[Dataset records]
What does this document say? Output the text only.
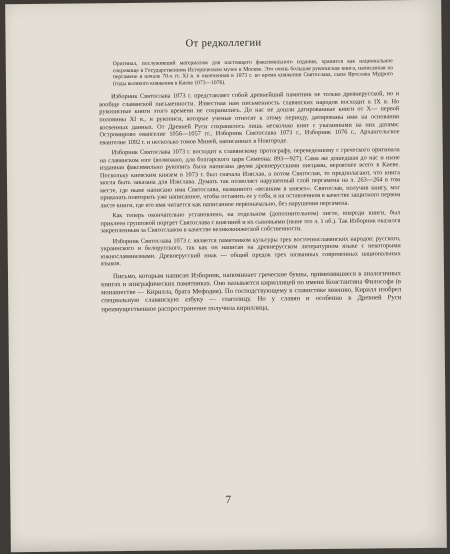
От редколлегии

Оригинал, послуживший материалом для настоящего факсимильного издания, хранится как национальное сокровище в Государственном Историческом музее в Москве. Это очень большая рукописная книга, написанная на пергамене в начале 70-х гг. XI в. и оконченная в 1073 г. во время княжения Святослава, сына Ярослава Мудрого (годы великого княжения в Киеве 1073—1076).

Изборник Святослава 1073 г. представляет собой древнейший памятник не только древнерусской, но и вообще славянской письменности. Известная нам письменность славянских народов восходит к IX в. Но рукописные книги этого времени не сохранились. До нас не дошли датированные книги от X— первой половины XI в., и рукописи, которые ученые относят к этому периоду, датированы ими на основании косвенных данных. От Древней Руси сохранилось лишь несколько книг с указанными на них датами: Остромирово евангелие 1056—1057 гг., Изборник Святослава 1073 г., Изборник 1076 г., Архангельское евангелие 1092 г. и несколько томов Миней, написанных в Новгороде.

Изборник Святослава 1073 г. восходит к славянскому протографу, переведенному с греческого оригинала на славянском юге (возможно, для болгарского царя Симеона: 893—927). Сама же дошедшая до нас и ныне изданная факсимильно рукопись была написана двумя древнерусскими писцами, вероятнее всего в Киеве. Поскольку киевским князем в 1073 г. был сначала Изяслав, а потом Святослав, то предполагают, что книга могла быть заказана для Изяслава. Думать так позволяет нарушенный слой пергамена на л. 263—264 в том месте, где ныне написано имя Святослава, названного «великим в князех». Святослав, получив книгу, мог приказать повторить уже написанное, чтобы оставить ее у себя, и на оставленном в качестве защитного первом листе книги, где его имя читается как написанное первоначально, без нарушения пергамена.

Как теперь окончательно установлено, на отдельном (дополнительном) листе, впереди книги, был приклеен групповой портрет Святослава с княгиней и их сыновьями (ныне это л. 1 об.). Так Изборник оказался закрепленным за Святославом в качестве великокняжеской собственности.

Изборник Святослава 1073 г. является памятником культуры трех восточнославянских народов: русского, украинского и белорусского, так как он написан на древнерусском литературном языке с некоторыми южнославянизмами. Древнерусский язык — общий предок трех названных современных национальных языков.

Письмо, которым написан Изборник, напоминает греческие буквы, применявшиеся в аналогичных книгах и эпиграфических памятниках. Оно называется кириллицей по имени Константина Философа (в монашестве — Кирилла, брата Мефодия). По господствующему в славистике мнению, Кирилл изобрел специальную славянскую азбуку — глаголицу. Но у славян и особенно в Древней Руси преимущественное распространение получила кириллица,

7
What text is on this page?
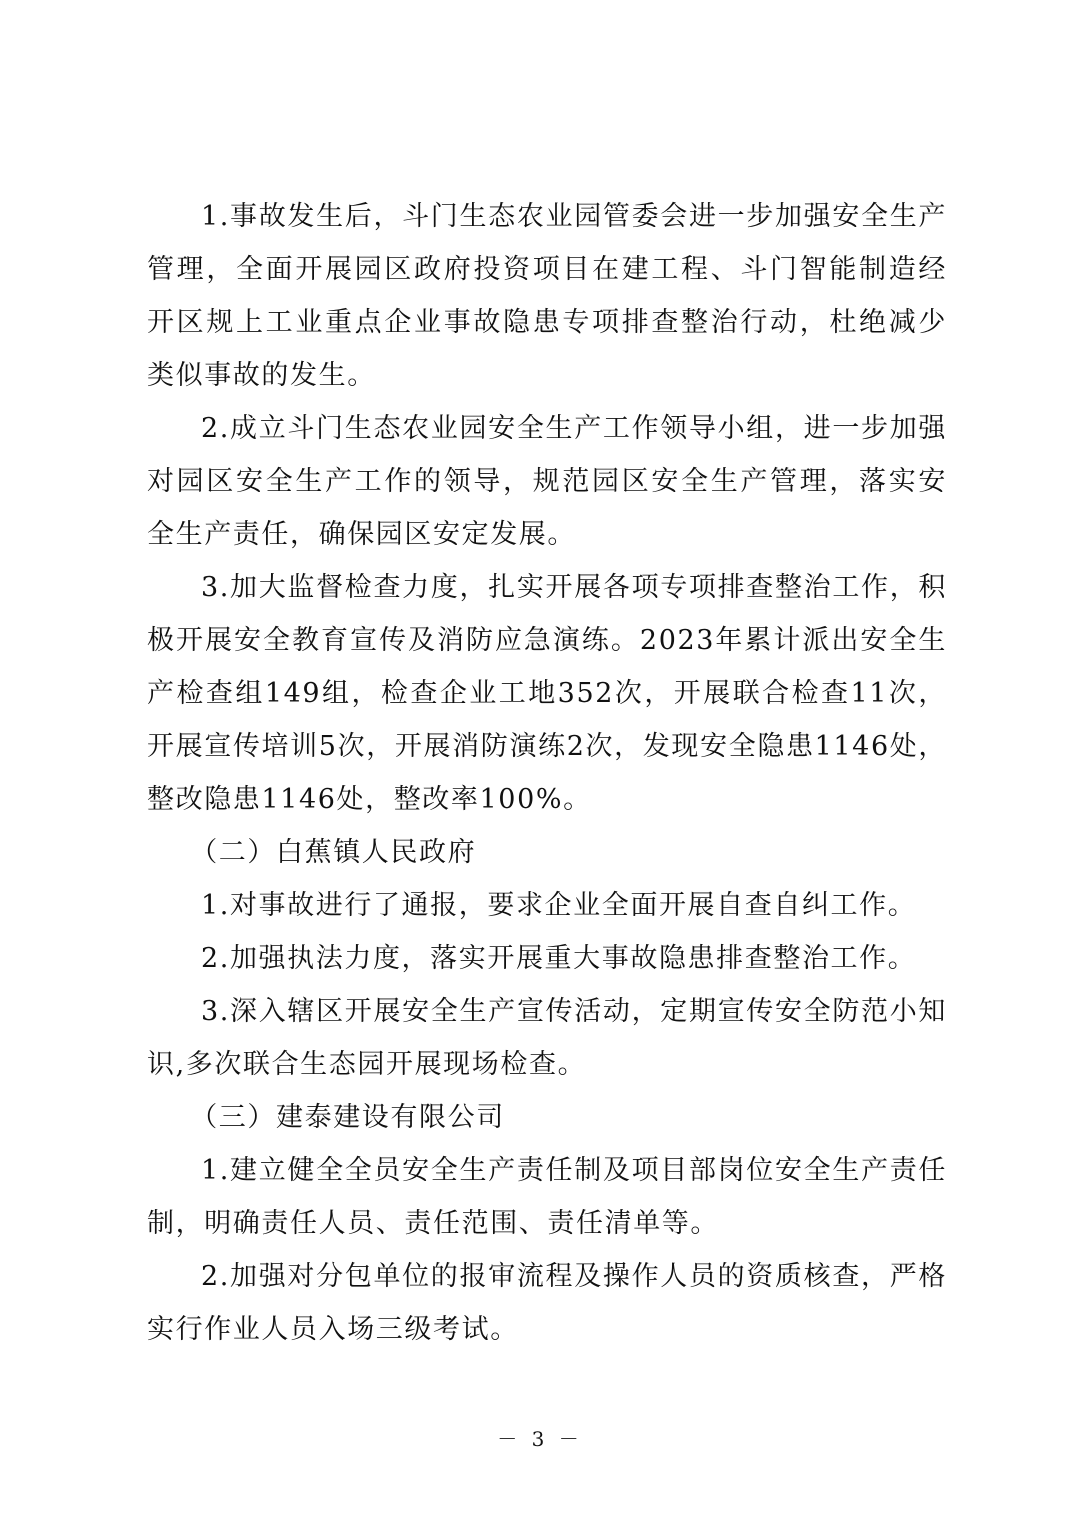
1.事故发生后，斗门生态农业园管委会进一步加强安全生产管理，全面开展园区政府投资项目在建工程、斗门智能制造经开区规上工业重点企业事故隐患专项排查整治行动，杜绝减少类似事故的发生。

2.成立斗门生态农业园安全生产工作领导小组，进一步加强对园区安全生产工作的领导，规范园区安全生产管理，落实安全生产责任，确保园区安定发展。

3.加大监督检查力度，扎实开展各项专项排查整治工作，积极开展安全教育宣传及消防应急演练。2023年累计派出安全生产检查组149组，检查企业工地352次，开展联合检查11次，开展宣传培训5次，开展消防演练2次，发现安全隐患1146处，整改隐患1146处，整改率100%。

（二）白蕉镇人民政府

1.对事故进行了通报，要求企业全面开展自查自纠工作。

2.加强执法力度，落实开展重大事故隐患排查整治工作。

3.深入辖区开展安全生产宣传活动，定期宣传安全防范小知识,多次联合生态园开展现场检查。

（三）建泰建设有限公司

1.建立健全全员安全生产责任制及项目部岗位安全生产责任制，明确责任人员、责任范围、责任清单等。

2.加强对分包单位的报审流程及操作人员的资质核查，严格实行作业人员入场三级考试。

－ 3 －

YOUR INSTRUCTIONS:
Copy every line of the entries above in which "text" occurs.

TASK RESPONSE:
What does this document say? Output the text only.
What text is on this page?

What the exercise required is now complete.